=== WORK TO COMPLETE ===
Could you write out every record below exactly, leaving out any pictures?

Collected data:

··········

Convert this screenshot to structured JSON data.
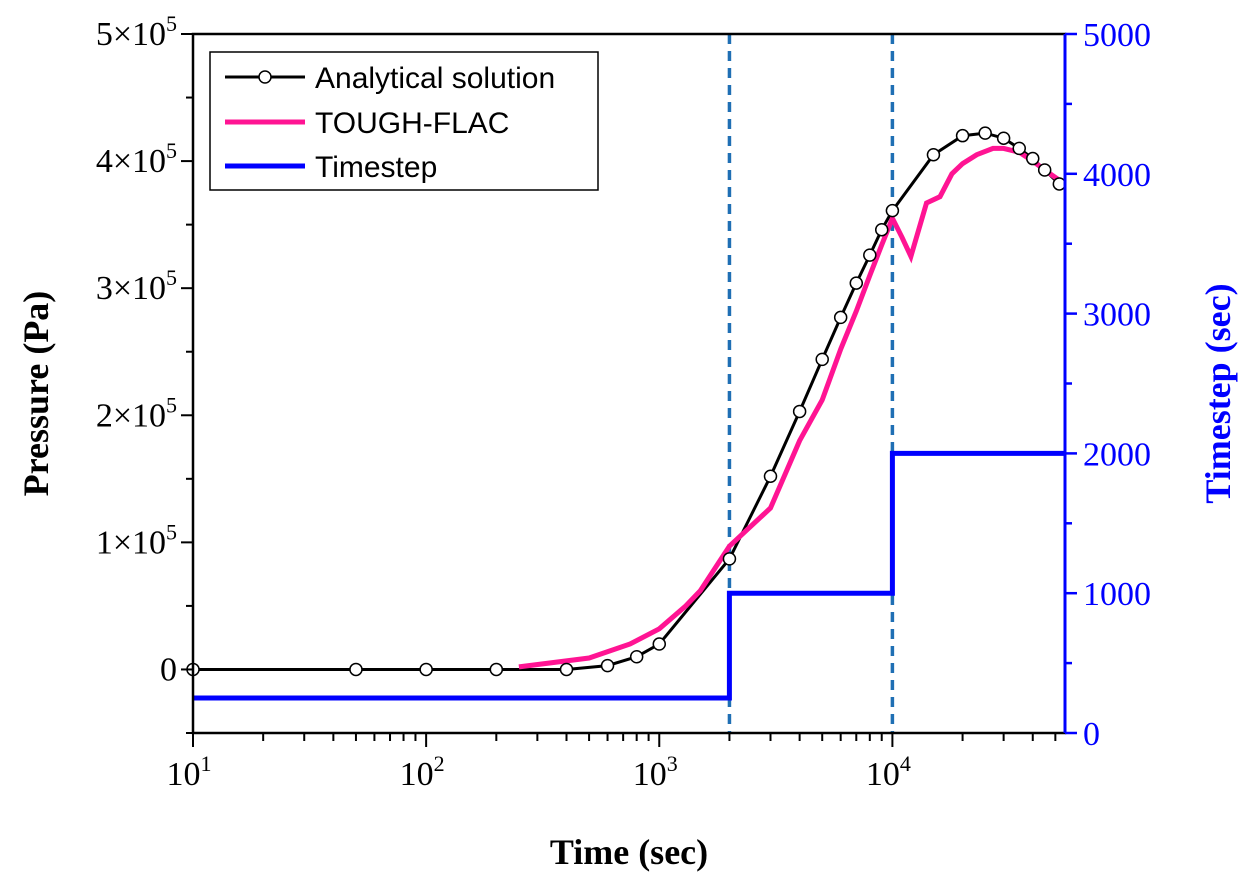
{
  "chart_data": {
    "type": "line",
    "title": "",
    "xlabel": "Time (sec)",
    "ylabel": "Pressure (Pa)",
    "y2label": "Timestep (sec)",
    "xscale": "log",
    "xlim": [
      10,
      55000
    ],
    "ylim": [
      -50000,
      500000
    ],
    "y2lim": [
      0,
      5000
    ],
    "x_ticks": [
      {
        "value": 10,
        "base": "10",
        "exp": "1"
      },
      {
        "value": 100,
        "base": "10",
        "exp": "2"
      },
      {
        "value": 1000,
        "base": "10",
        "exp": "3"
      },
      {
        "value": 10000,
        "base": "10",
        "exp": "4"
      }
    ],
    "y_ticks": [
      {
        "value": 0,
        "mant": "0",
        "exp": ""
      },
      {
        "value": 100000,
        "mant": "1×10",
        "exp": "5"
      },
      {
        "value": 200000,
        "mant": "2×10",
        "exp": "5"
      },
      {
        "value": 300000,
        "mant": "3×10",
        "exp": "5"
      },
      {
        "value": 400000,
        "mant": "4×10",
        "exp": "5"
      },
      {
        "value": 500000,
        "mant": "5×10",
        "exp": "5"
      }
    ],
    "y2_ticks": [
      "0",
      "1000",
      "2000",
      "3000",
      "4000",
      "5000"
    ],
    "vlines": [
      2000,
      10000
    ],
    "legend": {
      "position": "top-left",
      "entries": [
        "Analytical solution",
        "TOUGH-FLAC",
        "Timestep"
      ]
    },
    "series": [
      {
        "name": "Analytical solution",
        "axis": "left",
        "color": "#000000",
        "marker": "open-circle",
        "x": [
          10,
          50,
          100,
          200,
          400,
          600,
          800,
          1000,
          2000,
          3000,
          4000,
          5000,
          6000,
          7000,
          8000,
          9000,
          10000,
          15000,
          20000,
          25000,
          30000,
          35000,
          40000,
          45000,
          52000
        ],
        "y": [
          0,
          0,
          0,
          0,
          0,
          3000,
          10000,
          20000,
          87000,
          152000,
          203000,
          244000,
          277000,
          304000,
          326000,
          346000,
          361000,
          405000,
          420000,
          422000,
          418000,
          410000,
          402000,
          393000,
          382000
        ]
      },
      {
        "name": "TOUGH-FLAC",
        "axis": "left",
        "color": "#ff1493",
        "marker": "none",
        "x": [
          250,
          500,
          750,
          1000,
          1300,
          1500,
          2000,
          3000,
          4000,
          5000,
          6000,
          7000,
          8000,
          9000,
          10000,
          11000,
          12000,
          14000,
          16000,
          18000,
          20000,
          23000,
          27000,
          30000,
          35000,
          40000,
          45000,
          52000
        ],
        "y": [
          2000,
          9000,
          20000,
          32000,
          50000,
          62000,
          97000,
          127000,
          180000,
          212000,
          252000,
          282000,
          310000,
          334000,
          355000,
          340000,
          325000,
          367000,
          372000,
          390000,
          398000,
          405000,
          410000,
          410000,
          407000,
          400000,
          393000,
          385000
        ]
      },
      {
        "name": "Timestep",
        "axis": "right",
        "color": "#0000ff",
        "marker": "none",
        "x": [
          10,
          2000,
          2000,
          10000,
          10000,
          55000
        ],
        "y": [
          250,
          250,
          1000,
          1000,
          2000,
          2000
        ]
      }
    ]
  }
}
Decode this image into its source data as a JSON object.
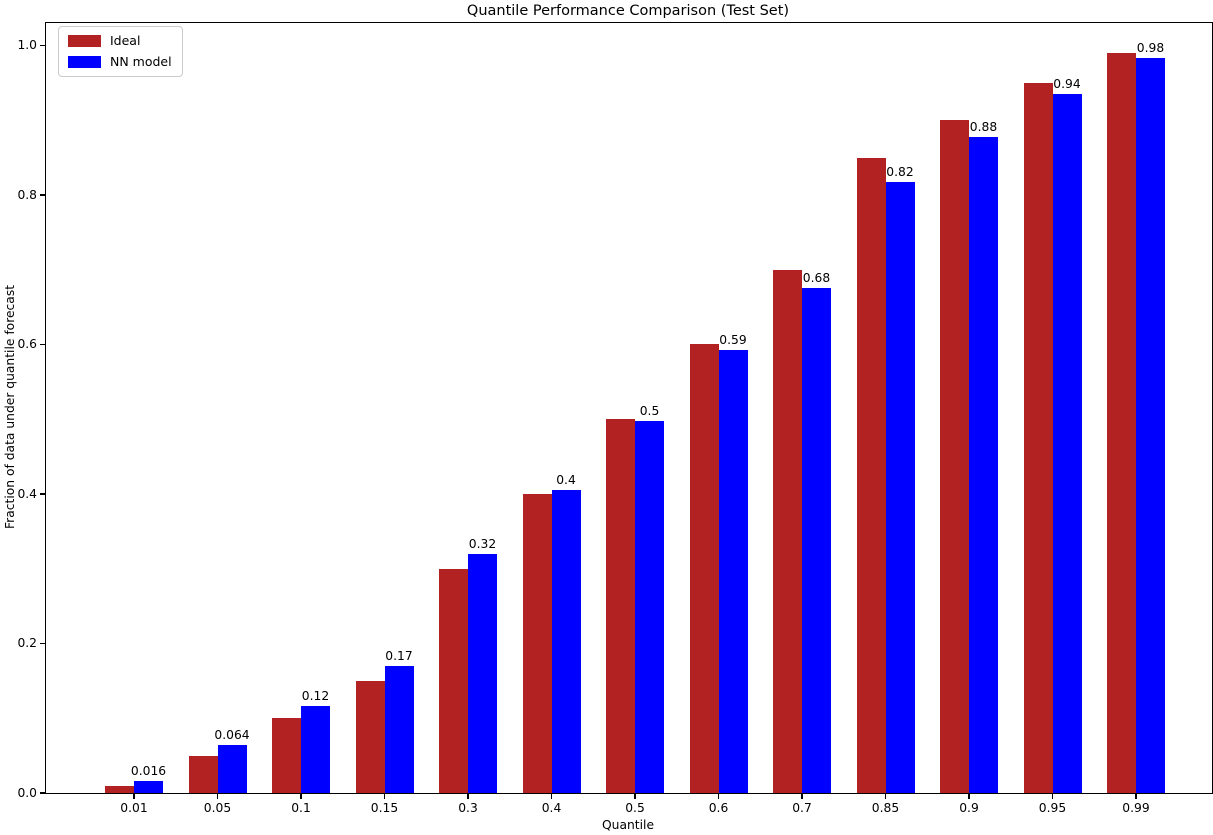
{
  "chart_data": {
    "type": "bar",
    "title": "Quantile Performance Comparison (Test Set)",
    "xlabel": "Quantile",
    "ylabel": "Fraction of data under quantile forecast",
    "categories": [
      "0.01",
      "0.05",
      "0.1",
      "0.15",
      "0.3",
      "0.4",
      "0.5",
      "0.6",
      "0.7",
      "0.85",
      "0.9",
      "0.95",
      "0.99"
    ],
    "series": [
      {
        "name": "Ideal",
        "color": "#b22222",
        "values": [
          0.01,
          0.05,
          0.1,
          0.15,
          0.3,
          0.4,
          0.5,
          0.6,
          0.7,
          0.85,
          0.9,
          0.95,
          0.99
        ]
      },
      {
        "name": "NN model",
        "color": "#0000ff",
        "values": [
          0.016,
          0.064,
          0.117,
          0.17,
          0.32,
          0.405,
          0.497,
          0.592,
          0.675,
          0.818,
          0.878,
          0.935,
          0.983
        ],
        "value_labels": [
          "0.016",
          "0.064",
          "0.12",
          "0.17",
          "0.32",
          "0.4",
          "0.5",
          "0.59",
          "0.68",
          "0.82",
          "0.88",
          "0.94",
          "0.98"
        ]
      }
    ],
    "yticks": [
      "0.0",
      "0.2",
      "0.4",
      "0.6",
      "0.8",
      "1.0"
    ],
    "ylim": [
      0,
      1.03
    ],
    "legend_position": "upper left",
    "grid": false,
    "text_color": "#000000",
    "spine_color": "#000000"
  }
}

··········

=== THE COMPLETED TASK ===
Convert this screenshot to structured JSON data.
{
  "chart_data": {
    "type": "line",
    "title": "",
    "xlabel": "Time (sec)",
    "ylabel": "Pressure (Pa)",
    "y2label": "Timestep (sec)",
    "xscale": "log",
    "xlim": [
      10,
      55000
    ],
    "ylim": [
      -50000,
      500000
    ],
    "y2lim": [
      0,
      5000
    ],
    "x_ticks": [
      {
        "value": 10,
        "base": "10",
        "exp": "1"
      },
      {
        "value": 100,
        "base": "10",
        "exp": "2"
      },
      {
        "value": 1000,
        "base": "10",
        "exp": "3"
      },
      {
        "value": 10000,
        "base": "10",
        "exp": "4"
      }
    ],
    "y_ticks": [
      {
        "value": 0,
        "mant": "0",
        "exp": ""
      },
      {
        "value": 100000,
        "mant": "1×10",
        "exp": "5"
      },
      {
        "value": 200000,
        "mant": "2×10",
        "exp": "5"
      },
      {
        "value": 300000,
        "mant": "3×10",
        "exp": "5"
      },
      {
        "value": 400000,
        "mant": "4×10",
        "exp": "5"
      },
      {
        "value": 500000,
        "mant": "5×10",
        "exp": "5"
      }
    ],
    "y2_ticks": [
      "0",
      "1000",
      "2000",
      "3000",
      "4000",
      "5000"
    ],
    "vlines": [
      2000,
      10000
    ],
    "legend": {
      "position": "top-left",
      "entries": [
        "Analytical solution",
        "TOUGH-FLAC",
        "Timestep"
      ]
    },
    "series": [
      {
        "name": "Analytical solution",
        "axis": "left",
        "color": "#000000",
        "marker": "open-circle",
        "x": [
          10,
          50,
          100,
          200,
          400,
          600,
          800,
          1000,
          2000,
          3000,
          4000,
          5000,
          6000,
          7000,
          8000,
          9000,
          10000,
          15000,
          20000,
          25000,
          30000,
          35000,
          40000,
          45000,
          52000
        ],
        "y": [
          0,
          0,
          0,
          0,
          0,
          3000,
          10000,
          20000,
          87000,
          152000,
          203000,
          244000,
          277000,
          304000,
          326000,
          346000,
          361000,
          405000,
          420000,
          422000,
          418000,
          410000,
          402000,
          393000,
          382000
        ]
      },
      {
        "name": "TOUGH-FLAC",
        "axis": "left",
        "color": "#ff1493",
        "marker": "none",
        "x": [
          250,
          500,
          750,
          1000,
          1300,
          1500,
          2000,
          3000,
          4000,
          5000,
          6000,
          7000,
          8000,
          9000,
          10000,
          11000,
          12000,
          14000,
          16000,
          18000,
          20000,
          23000,
          27000,
          30000,
          35000,
          40000,
          45000,
          52000
        ],
        "y": [
          2000,
          9000,
          20000,
          32000,
          50000,
          62000,
          97000,
          127000,
          180000,
          212000,
          252000,
          282000,
          310000,
          334000,
          355000,
          340000,
          325000,
          367000,
          372000,
          390000,
          398000,
          405000,
          410000,
          410000,
          407000,
          400000,
          393000,
          385000
        ]
      },
      {
        "name": "Timestep",
        "axis": "right",
        "color": "#0000ff",
        "marker": "none",
        "x": [
          10,
          2000,
          2000,
          10000,
          10000,
          55000
        ],
        "y": [
          250,
          250,
          1000,
          1000,
          2000,
          2000
        ]
      }
    ]
  }
}
Decode this image into its source data as a JSON object.
{
  "chart_data": {
    "type": "bar",
    "title": "Quantile Performance Comparison (Test Set)",
    "xlabel": "Quantile",
    "ylabel": "Fraction of data under quantile forecast",
    "categories": [
      "0.01",
      "0.05",
      "0.1",
      "0.15",
      "0.3",
      "0.4",
      "0.5",
      "0.6",
      "0.7",
      "0.85",
      "0.9",
      "0.95",
      "0.99"
    ],
    "series": [
      {
        "name": "Ideal",
        "color": "#b22222",
        "values": [
          0.01,
          0.05,
          0.1,
          0.15,
          0.3,
          0.4,
          0.5,
          0.6,
          0.7,
          0.85,
          0.9,
          0.95,
          0.99
        ]
      },
      {
        "name": "NN model",
        "color": "#0000ff",
        "values": [
          0.016,
          0.064,
          0.117,
          0.17,
          0.32,
          0.405,
          0.497,
          0.592,
          0.675,
          0.818,
          0.878,
          0.935,
          0.983
        ],
        "value_labels": [
          "0.016",
          "0.064",
          "0.12",
          "0.17",
          "0.32",
          "0.4",
          "0.5",
          "0.59",
          "0.68",
          "0.82",
          "0.88",
          "0.94",
          "0.98"
        ]
      }
    ],
    "yticks": [
      "0.0",
      "0.2",
      "0.4",
      "0.6",
      "0.8",
      "1.0"
    ],
    "ylim": [
      0,
      1.03
    ],
    "legend_position": "upper left",
    "grid": false,
    "text_color": "#000000",
    "spine_color": "#000000"
  }
}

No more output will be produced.